Data listing:
──────

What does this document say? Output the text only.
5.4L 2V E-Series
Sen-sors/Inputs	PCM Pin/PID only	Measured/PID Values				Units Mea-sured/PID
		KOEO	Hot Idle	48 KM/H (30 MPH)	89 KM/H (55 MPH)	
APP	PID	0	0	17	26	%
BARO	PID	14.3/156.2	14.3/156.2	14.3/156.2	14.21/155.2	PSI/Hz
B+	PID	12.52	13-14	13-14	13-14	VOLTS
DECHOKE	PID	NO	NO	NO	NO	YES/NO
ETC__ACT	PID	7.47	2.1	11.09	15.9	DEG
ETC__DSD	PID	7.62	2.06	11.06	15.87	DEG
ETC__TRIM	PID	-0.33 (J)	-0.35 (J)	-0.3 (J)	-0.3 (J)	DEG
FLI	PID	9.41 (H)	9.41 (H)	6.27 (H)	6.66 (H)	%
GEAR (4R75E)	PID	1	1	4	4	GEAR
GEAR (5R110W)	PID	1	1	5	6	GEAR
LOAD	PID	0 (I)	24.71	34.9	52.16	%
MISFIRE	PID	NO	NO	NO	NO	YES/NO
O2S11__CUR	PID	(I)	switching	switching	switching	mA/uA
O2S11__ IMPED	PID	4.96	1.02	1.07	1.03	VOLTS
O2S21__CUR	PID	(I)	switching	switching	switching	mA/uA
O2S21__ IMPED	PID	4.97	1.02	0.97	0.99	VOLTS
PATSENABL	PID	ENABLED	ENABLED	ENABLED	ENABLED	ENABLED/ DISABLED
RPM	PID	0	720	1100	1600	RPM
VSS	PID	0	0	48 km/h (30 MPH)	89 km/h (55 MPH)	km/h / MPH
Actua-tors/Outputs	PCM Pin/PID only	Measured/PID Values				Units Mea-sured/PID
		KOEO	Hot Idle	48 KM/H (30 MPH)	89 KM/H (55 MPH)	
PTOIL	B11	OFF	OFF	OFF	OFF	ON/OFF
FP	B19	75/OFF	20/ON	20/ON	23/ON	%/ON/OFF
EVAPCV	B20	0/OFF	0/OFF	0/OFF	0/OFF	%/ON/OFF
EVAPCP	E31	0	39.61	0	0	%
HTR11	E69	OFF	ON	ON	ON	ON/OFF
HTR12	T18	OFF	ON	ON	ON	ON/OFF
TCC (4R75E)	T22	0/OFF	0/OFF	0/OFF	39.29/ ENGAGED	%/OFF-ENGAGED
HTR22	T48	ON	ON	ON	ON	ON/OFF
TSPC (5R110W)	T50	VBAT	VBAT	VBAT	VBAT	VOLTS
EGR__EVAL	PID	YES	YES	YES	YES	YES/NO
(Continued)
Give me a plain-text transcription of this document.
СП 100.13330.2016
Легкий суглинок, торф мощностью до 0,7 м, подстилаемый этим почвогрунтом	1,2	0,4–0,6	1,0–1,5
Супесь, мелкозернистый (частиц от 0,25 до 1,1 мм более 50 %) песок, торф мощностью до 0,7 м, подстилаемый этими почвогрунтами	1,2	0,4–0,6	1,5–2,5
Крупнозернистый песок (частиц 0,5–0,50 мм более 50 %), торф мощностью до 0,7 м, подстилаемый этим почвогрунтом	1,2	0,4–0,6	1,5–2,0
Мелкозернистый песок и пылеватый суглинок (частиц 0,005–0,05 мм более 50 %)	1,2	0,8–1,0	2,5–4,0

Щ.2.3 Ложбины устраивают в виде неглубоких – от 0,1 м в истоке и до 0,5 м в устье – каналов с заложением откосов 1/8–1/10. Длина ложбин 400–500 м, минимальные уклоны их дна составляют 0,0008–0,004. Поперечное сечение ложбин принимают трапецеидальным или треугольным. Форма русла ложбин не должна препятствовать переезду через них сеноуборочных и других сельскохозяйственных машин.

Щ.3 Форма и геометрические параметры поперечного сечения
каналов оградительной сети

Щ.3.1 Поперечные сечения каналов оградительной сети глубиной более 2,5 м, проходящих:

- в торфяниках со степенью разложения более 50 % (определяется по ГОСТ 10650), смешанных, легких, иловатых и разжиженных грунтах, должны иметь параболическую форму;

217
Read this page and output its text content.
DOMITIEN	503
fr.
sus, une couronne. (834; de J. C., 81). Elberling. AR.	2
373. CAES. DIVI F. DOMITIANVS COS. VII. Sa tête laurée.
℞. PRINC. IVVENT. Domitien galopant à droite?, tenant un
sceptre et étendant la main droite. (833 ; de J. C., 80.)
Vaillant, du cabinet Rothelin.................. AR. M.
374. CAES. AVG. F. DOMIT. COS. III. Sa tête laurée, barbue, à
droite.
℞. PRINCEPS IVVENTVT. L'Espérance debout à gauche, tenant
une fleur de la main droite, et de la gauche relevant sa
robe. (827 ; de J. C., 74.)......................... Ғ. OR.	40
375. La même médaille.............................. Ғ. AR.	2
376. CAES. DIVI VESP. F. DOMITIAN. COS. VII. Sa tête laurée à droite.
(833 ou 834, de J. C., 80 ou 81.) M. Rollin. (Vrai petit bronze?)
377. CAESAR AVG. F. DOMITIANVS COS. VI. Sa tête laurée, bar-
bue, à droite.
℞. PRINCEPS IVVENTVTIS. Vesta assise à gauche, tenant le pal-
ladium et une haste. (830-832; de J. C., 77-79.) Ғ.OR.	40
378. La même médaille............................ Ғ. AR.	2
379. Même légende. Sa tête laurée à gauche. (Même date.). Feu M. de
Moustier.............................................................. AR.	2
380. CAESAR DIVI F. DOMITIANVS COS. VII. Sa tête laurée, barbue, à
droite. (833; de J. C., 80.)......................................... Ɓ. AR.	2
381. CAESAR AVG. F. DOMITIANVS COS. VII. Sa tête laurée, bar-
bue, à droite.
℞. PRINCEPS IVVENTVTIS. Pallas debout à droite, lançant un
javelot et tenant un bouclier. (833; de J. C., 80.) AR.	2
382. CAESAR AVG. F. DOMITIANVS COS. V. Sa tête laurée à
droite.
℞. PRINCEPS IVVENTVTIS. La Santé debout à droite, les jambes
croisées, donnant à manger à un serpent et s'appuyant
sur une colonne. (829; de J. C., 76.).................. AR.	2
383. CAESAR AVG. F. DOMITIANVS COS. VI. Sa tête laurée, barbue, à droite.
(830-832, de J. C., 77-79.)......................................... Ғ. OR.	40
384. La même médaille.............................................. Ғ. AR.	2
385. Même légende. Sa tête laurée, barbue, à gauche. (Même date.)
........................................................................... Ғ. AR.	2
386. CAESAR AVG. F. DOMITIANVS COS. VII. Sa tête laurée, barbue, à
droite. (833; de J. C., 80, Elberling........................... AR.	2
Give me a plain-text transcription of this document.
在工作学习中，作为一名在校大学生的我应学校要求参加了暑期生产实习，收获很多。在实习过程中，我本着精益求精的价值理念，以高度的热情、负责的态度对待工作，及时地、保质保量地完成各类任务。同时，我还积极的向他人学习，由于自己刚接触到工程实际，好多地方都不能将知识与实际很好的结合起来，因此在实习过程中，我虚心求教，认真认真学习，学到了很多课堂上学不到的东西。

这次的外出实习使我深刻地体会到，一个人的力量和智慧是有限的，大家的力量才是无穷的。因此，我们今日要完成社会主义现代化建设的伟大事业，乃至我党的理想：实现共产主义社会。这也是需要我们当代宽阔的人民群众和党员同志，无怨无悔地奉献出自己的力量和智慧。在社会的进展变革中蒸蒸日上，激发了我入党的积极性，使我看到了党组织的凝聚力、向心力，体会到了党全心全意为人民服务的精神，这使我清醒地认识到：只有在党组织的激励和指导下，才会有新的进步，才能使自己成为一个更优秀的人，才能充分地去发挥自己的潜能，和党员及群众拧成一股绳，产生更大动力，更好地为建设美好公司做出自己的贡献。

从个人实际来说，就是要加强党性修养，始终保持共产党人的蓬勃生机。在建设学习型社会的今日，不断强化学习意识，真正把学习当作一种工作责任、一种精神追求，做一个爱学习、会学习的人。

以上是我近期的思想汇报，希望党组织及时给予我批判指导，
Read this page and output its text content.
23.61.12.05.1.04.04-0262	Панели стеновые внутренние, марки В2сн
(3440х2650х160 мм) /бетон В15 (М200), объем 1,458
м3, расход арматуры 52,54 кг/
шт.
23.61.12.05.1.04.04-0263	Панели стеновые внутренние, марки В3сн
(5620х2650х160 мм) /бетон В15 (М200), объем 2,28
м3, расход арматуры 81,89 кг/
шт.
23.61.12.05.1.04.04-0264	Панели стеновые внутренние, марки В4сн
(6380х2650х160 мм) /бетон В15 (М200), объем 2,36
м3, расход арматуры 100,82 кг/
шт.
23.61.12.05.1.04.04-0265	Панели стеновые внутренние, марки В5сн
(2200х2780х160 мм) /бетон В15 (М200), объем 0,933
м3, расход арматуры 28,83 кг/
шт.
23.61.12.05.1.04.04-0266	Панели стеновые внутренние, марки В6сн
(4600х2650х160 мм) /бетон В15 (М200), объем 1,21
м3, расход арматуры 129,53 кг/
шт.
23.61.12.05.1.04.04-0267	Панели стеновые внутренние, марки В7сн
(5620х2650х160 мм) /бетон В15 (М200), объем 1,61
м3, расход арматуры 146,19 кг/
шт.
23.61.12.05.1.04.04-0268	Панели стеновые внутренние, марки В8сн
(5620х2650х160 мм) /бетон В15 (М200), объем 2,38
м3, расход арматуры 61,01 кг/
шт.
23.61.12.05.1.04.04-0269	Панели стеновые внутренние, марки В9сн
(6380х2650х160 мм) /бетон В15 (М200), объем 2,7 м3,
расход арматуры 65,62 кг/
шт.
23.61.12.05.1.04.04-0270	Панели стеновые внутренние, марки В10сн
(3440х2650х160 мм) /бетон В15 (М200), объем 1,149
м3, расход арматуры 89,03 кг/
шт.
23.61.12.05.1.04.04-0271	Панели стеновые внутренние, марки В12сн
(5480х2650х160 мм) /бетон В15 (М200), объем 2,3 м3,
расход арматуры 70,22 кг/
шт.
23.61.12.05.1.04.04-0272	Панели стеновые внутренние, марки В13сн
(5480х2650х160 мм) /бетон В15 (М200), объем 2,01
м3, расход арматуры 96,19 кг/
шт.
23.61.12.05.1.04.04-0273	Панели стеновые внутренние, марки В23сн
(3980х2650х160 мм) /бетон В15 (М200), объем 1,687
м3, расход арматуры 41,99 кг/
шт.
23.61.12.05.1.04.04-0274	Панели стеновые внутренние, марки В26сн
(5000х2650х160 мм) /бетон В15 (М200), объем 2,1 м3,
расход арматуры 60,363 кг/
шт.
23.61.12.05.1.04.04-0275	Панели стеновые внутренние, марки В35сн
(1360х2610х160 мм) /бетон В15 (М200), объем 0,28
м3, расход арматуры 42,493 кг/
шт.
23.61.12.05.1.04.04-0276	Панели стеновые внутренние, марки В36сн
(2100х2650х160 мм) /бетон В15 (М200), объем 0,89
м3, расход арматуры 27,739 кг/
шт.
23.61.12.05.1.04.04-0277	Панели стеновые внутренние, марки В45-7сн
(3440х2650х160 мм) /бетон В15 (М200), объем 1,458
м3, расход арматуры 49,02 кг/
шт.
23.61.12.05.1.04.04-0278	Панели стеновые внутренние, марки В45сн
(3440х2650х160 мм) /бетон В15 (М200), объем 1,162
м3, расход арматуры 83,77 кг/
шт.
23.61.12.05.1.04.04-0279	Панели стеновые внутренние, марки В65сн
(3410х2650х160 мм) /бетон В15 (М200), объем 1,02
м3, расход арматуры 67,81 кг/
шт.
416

──────

**THE TASK**
From the entries above, copy every line that holds the word "gauche".

**EXERCISE RESULT**
℞. PRINCEPS IVVENTVT. L'Espérance debout à gauche, tenant
une fleur de la main droite, et de la gauche relevant sa
℞. PRINCEPS IVVENTVTIS. Vesta assise à gauche, tenant le pal-
379. Même légende. Sa tête laurée à gauche. (Même date.). Feu M. de
385. Même légende. Sa tête laurée, barbue, à gauche. (Même date.)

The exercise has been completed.